EXCERPTED TEXT:

_ _ _ _ _

JANGQ-AI/Mistral-Small-4-119B-A6B-JANG_6M

MLX Studio — the only app that natively supports JANG models with reasoning

Mistral Small 4 (119B-A6B) — JANG_6M (6.04-bit) — Reasoning + VLM

JANG — Jang Adaptive N-bit Grading | The GGUF Equivalent for MLX

JANG is fully open-source. Quantization engine and full commit history: github.com/jjang-ai/jangq. Created by Jinho Jang.

Supported apps: MLX Studio (full native support) and oMLX (PR #364). LM Studio, Ollama, and Inferencer do not yet support JANG.

Why JANG models?

_ _ _ _ _

GOAL: Extend the JANG model card for Mistral Small 4 by writing what comes after its last line, "Why JANG models?" The listing has no connection to the JANG model card.

DATA EXTRACT:
_ _ _ _ _

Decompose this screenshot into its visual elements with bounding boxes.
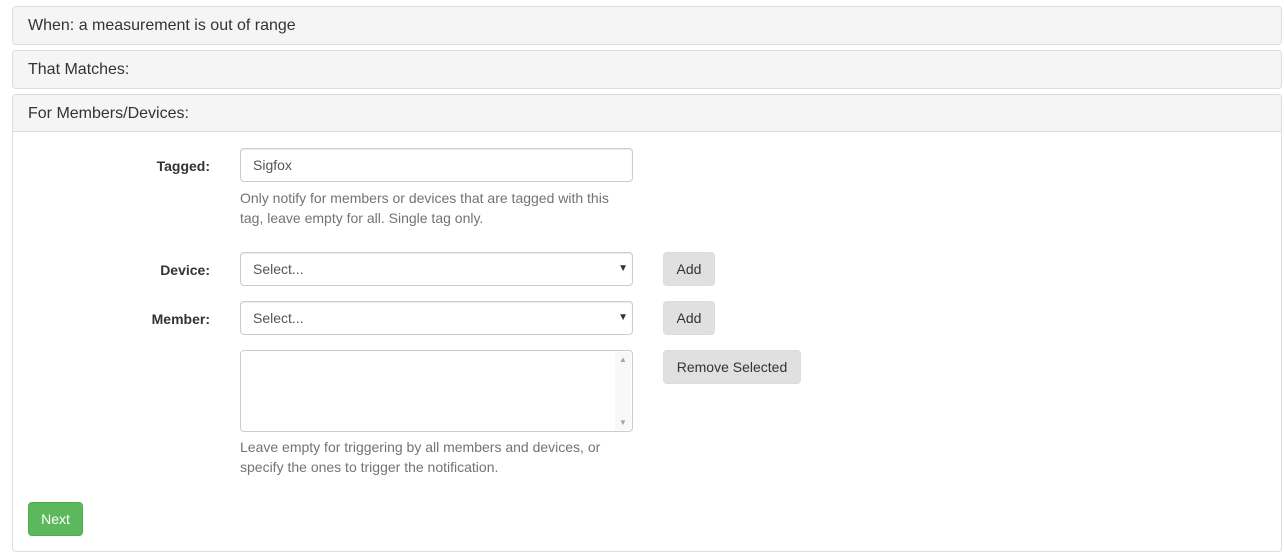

_ _ _ _ _

ANSWER TO THIS TASK:
Tools like mlx-lm, oMLX (oQ), and others can quantize models — but shipping a tool is the easy part. JANG models come from hundreds of hours of per-architecture testing: finding which layers break at which bit depths, which MoE routing survives quantization, which models need bfloat16 to avoid NaN. We don't just quantize — we convert, verify, benchmark, and publish every model with tested scores. No other project in the MLX ecosystem publishes pre-tested quantized models at this scale.

Speed Comparison

Model	Size	Gen tok/s	Prefill tok/s	RAM	Fits On
JANG_6M (this model)	84 GB	74	160	95 GB	128+ GB Macs
JANG_2L	30 GB	82	216	40 GB	48 GB Macs
JANG_4M	57 GB	80	202	68 GB	96+ GB Macs
JANG_6M	84 GB	74	160	95 GB	128+ GB Macs
MLX Community 4-bit	63 GB	84	43	68 GB	96+ GB Macs

5x faster prefill than MLX Community (216 vs 43 tok/s). JANG_2L runs on 48 GB Macs at half the size.

Benchmarked on M3 Ultra 256 GB with bfloat16 compute.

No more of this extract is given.